Exercise requirements
Present the data once more in exactly its original form.

Material supplied
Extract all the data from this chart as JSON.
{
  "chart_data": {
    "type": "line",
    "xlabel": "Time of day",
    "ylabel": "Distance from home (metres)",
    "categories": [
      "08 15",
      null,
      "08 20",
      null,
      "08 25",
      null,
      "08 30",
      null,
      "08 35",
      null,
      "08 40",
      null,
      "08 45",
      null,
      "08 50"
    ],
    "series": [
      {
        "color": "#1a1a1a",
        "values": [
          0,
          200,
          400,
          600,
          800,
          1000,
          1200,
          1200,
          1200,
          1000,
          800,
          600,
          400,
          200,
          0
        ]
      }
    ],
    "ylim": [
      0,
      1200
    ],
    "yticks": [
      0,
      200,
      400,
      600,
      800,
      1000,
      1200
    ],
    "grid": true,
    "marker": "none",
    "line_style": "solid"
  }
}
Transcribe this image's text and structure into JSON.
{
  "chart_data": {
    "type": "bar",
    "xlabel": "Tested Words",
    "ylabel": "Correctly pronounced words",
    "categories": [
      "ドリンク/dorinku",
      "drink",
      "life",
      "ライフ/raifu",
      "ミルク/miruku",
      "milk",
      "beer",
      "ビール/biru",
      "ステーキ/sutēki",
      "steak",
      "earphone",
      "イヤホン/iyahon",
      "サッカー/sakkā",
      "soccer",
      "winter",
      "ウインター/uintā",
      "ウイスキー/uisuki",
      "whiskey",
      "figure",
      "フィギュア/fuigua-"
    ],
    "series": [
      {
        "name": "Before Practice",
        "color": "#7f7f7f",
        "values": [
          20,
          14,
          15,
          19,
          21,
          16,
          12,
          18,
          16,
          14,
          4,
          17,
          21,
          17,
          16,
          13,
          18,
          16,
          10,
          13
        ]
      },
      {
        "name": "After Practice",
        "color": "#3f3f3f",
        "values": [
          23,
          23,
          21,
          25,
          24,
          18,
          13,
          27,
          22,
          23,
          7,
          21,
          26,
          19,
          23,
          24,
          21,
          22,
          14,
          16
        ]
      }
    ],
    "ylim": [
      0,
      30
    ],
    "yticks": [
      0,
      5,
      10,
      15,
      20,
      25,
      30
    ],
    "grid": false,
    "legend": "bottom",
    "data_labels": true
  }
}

Answer below
Extract all the data from this chart as JSON.
{
  "chart_data": {
    "type": "line",
    "xlabel": "Time of day",
    "ylabel": "Distance from home (metres)",
    "categories": [
      "08 15",
      null,
      "08 20",
      null,
      "08 25",
      null,
      "08 30",
      null,
      "08 35",
      null,
      "08 40",
      null,
      "08 45",
      null,
      "08 50"
    ],
    "series": [
      {
        "color": "#1a1a1a",
        "values": [
          0,
          200,
          400,
          600,
          800,
          1000,
          1200,
          1200,
          1200,
          1000,
          800,
          600,
          400,
          200,
          0
        ]
      }
    ],
    "ylim": [
      0,
      1200
    ],
    "yticks": [
      0,
      200,
      400,
      600,
      800,
      1000,
      1200
    ],
    "grid": true,
    "marker": "none",
    "line_style": "solid"
  }
}
Transcribe this image's text and structure into JSON.
{
  "chart_data": {
    "type": "bar",
    "xlabel": "Tested Words",
    "ylabel": "Correctly pronounced words",
    "categories": [
      "ドリンク/dorinku",
      "drink",
      "life",
      "ライフ/raifu",
      "ミルク/miruku",
      "milk",
      "beer",
      "ビール/biru",
      "ステーキ/sutēki",
      "steak",
      "earphone",
      "イヤホン/iyahon",
      "サッカー/sakkā",
      "soccer",
      "winter",
      "ウインター/uintā",
      "ウイスキー/uisuki",
      "whiskey",
      "figure",
      "フィギュア/fuigua-"
    ],
    "series": [
      {
        "name": "Before Practice",
        "color": "#7f7f7f",
        "values": [
          20,
          14,
          15,
          19,
          21,
          16,
          12,
          18,
          16,
          14,
          4,
          17,
          21,
          17,
          16,
          13,
          18,
          16,
          10,
          13
        ]
      },
      {
        "name": "After Practice",
        "color": "#3f3f3f",
        "values": [
          23,
          23,
          21,
          25,
          24,
          18,
          13,
          27,
          22,
          23,
          7,
          21,
          26,
          19,
          23,
          24,
          21,
          22,
          14,
          16
        ]
      }
    ],
    "ylim": [
      0,
      30
    ],
    "yticks": [
      0,
      5,
      10,
      15,
      20,
      25,
      30
    ],
    "grid": false,
    "legend": "bottom",
    "data_labels": true
  }
}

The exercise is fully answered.